Task to carry out – Copy out all lines carrying the word "buuoj".

Extracted data –

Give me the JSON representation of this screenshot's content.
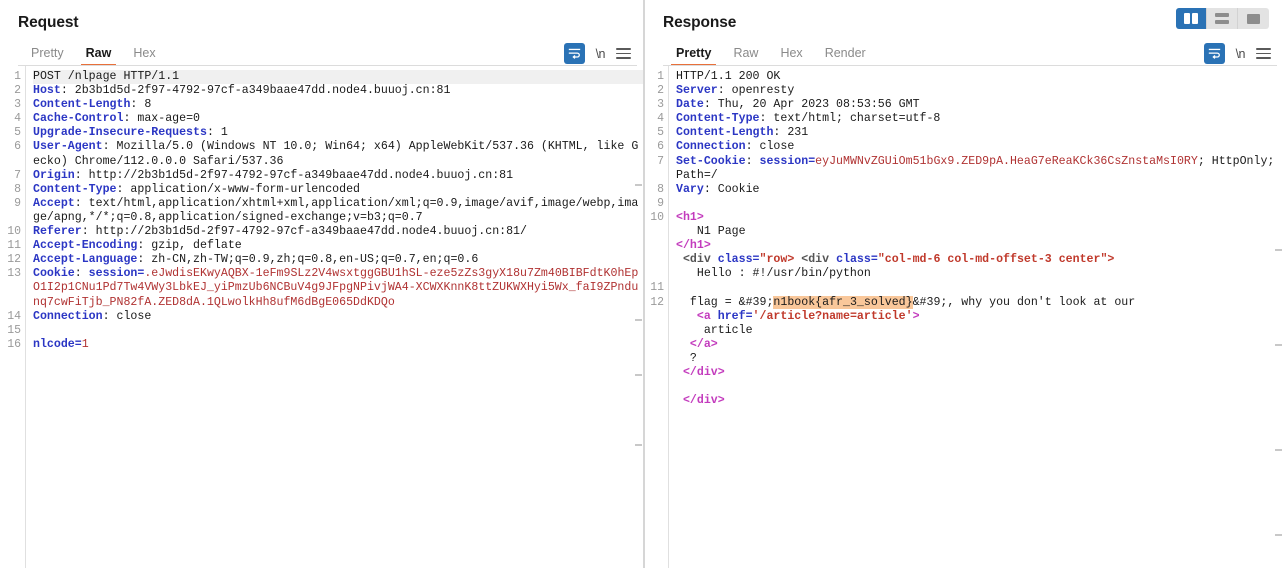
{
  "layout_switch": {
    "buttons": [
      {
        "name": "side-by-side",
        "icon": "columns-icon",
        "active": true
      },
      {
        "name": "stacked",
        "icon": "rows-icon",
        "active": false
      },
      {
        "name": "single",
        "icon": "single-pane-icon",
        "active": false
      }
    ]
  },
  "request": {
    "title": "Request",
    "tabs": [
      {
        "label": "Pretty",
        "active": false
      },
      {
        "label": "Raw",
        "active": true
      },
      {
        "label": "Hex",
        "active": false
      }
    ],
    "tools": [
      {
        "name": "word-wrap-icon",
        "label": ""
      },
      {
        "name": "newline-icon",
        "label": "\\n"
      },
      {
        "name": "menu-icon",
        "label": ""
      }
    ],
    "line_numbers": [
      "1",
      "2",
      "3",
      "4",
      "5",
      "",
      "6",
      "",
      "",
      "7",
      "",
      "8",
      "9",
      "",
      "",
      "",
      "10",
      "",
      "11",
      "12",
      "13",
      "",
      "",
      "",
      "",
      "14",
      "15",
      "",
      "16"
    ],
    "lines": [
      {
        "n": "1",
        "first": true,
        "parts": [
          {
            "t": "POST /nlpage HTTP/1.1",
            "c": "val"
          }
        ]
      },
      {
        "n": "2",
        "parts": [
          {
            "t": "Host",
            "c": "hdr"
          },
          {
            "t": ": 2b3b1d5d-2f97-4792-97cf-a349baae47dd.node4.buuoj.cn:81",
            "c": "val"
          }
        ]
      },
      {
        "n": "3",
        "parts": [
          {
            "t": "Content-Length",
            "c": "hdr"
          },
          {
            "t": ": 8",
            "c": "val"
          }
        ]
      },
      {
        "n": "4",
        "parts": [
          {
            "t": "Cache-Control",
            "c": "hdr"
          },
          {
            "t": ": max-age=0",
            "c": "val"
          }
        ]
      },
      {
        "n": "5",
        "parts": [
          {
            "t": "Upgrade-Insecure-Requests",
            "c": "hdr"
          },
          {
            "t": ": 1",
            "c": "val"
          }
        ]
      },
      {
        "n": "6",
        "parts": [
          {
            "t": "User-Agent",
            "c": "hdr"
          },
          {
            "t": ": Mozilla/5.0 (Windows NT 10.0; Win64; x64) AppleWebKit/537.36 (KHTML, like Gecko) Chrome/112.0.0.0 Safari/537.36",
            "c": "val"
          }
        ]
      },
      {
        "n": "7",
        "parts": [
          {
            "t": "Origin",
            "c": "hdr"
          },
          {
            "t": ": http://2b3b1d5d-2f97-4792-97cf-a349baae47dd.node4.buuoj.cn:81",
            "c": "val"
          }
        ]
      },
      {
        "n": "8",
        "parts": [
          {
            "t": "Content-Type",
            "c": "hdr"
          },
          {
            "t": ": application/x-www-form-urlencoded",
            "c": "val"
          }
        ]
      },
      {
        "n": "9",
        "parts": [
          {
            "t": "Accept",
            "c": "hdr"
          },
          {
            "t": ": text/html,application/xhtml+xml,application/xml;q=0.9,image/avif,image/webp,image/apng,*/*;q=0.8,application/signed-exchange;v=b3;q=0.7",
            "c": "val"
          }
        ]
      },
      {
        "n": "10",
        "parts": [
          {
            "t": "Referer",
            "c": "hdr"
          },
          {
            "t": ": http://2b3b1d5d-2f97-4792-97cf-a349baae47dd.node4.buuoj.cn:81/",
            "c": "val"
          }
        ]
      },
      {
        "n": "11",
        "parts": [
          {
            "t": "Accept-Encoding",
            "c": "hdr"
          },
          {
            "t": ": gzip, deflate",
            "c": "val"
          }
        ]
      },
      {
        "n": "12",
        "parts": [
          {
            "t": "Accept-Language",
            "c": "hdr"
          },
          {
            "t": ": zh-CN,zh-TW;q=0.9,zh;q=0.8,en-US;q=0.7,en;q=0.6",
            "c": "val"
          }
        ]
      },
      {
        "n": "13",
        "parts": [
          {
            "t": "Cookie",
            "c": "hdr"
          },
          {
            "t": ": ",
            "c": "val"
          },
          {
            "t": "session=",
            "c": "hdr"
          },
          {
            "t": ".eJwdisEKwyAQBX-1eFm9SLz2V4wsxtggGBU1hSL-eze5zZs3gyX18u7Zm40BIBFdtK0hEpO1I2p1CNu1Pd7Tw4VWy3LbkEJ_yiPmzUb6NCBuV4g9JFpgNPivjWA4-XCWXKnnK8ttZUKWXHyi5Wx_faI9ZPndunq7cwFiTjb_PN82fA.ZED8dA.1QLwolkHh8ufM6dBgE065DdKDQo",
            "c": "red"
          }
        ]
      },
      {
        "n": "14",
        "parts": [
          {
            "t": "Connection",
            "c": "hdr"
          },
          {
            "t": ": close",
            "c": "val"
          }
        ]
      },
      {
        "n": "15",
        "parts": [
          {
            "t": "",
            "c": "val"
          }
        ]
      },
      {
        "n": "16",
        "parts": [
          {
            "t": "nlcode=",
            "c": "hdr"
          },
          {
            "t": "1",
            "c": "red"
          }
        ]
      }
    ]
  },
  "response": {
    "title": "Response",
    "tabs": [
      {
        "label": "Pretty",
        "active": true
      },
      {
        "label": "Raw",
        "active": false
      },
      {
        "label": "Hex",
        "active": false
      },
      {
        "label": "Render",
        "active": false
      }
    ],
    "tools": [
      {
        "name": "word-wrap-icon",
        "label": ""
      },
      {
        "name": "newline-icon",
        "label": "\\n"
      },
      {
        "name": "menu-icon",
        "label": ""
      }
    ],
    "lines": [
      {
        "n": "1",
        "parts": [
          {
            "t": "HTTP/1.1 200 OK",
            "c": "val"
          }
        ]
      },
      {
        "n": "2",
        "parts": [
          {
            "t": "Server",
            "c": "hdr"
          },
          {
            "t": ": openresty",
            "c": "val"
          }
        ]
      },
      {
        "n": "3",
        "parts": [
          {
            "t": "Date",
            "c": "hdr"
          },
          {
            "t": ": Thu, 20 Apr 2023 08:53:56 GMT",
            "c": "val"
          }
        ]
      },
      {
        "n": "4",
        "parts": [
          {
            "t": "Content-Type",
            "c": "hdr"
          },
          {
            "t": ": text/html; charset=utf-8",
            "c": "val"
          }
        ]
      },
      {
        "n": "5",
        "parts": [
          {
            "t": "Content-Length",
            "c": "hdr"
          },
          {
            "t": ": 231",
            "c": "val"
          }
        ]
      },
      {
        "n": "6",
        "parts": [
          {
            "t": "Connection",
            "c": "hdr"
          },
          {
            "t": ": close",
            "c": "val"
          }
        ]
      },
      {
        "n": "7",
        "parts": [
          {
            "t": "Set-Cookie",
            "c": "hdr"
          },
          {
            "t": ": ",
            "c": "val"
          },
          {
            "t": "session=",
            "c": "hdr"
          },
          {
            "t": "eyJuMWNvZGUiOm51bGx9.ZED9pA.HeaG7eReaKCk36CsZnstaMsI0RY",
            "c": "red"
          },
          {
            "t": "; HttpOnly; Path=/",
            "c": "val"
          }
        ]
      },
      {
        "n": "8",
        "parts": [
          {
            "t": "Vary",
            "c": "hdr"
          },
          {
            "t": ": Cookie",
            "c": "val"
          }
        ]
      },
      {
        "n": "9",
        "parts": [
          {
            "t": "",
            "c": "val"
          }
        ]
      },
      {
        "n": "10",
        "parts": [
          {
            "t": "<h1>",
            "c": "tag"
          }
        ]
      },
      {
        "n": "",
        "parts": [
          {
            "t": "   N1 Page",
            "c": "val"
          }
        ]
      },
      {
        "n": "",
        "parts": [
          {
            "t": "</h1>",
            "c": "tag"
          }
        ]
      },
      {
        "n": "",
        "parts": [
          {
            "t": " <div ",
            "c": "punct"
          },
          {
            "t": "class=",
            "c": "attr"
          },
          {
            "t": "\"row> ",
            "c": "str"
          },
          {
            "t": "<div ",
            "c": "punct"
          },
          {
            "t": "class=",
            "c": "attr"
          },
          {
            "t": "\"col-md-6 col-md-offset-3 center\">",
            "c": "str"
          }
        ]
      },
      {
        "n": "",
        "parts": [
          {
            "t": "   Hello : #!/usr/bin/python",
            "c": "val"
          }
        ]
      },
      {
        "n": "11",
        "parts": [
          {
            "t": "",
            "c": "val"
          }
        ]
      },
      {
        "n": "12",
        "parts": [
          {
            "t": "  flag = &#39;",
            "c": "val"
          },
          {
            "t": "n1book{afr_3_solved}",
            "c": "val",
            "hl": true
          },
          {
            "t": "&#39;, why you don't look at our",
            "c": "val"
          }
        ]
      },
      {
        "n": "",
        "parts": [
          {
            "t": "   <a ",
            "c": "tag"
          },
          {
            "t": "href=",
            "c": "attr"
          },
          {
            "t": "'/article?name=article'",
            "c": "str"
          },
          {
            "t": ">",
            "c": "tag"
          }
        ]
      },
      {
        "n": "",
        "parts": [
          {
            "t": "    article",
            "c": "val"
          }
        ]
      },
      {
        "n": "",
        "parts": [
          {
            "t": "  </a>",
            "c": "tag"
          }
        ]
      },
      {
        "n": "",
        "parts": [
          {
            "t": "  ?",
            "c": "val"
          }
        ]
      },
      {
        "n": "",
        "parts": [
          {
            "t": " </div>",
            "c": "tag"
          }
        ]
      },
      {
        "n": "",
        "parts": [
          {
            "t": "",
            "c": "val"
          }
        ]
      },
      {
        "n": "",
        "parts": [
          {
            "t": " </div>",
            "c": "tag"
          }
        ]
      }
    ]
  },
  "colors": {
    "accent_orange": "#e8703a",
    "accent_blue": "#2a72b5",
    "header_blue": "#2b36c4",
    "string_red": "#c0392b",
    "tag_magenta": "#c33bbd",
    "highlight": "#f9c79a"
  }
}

Correct output –
            "t": ": 2b3b1d5d-2f97-4792-97cf-a349baae47dd.node4.buuoj.cn:81",
            "t": ": http://2b3b1d5d-2f97-4792-97cf-a349baae47dd.node4.buuoj.cn:81",
            "t": ": http://2b3b1d5d-2f97-4792-97cf-a349baae47dd.node4.buuoj.cn:81/",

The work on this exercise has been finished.